┌─ Supplied information

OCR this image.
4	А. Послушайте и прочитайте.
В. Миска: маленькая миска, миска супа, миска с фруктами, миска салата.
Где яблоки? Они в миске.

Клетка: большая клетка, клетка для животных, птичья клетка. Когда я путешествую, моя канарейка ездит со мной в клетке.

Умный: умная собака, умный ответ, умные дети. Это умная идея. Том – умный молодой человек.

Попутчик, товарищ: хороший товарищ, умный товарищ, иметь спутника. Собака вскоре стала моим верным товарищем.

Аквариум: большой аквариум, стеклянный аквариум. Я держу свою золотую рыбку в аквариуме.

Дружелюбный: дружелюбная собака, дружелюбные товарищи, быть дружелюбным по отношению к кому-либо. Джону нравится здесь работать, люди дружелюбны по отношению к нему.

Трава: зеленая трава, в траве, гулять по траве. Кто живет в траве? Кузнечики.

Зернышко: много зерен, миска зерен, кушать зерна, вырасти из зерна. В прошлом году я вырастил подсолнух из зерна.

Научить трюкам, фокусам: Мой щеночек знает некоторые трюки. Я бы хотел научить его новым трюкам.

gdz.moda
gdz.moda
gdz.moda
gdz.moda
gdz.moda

└─
┌─ Supplied information

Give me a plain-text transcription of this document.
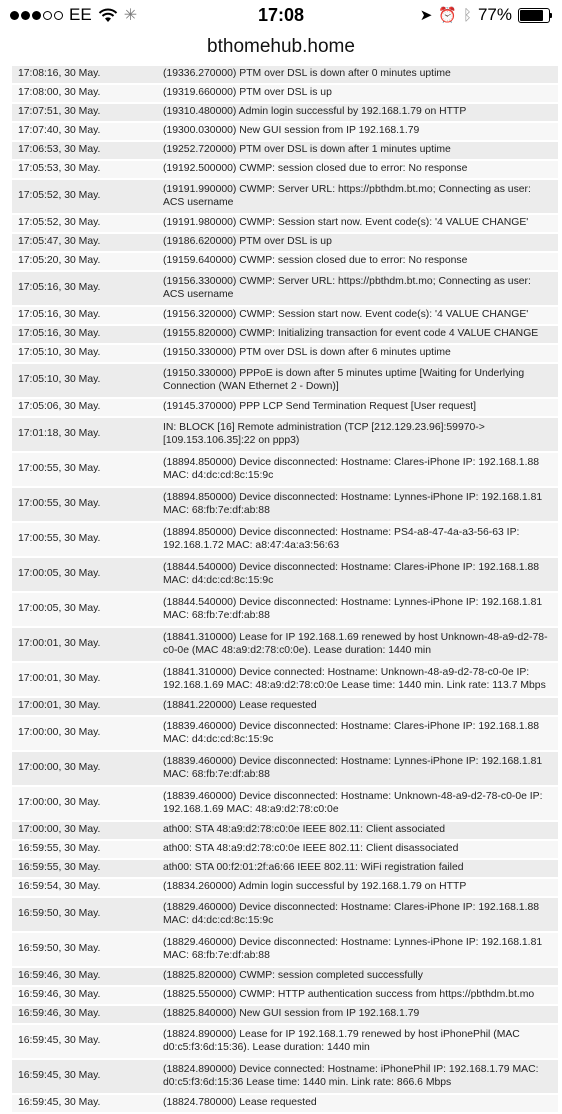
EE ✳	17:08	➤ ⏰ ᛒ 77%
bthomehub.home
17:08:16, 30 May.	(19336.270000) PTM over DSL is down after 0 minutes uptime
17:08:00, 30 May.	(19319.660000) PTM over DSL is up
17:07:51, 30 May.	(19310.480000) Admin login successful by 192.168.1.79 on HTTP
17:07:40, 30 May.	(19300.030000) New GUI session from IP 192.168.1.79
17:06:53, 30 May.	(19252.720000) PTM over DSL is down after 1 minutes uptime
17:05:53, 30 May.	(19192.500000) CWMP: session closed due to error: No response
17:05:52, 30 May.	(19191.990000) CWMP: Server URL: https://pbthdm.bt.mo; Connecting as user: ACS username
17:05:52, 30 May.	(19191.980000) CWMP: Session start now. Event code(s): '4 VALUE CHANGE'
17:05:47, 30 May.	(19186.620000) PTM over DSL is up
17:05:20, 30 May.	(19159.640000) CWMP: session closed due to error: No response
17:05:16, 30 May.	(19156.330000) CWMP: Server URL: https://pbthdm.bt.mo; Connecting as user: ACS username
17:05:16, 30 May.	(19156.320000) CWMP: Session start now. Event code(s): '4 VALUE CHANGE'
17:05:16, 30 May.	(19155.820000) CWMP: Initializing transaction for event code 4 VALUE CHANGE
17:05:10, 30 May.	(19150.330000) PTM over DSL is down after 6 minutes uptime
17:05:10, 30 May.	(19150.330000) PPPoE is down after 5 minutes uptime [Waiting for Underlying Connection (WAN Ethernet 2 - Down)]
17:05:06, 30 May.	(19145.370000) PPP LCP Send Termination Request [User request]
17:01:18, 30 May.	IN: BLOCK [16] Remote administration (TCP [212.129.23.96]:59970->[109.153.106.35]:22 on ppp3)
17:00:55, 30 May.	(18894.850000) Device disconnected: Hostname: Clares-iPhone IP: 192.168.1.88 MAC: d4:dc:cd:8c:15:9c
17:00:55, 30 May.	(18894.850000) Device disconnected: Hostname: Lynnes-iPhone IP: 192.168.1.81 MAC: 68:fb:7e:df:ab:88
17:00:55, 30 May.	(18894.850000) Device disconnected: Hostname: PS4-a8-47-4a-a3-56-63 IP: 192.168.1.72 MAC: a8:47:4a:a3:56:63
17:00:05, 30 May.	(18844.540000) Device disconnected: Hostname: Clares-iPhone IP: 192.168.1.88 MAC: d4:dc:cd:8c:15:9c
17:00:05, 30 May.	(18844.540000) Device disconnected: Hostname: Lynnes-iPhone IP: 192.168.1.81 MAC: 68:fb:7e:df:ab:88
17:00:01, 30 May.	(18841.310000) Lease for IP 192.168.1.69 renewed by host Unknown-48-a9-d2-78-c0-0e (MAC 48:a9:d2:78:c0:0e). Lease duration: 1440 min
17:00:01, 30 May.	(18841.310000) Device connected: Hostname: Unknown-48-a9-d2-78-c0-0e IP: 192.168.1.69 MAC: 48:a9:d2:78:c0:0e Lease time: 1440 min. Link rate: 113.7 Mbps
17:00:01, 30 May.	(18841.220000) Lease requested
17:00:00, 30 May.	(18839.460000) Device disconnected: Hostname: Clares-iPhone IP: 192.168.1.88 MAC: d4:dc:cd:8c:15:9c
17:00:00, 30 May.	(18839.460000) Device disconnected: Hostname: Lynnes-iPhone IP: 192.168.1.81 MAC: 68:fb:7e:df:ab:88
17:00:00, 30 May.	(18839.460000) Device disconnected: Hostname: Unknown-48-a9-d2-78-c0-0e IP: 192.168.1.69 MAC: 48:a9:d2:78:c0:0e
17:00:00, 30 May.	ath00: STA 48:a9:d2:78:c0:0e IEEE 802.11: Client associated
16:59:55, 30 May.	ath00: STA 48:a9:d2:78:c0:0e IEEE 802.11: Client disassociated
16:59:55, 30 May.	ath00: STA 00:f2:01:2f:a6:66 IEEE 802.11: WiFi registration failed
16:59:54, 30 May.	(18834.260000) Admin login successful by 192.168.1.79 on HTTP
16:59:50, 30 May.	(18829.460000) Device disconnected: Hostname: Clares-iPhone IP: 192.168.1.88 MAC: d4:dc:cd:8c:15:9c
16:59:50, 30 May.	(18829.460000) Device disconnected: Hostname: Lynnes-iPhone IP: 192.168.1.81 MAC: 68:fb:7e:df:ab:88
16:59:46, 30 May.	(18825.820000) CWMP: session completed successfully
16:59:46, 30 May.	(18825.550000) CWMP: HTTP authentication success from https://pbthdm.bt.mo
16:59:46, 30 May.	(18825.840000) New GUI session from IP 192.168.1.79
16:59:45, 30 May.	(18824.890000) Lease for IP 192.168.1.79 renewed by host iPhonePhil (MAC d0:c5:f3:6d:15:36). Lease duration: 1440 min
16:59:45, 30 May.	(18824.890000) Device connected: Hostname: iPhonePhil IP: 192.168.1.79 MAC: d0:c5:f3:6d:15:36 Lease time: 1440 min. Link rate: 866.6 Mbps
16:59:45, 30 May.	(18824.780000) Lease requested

└─

Do this: From the entries above, copy every line containing the word "code".

In response:
17:05:52, 30 May.	(19191.980000) CWMP: Session start now. Event code(s): '4 VALUE CHANGE'
17:05:16, 30 May.	(19156.320000) CWMP: Session start now. Event code(s): '4 VALUE CHANGE'
17:05:16, 30 May.	(19155.820000) CWMP: Initializing transaction for event code 4 VALUE CHANGE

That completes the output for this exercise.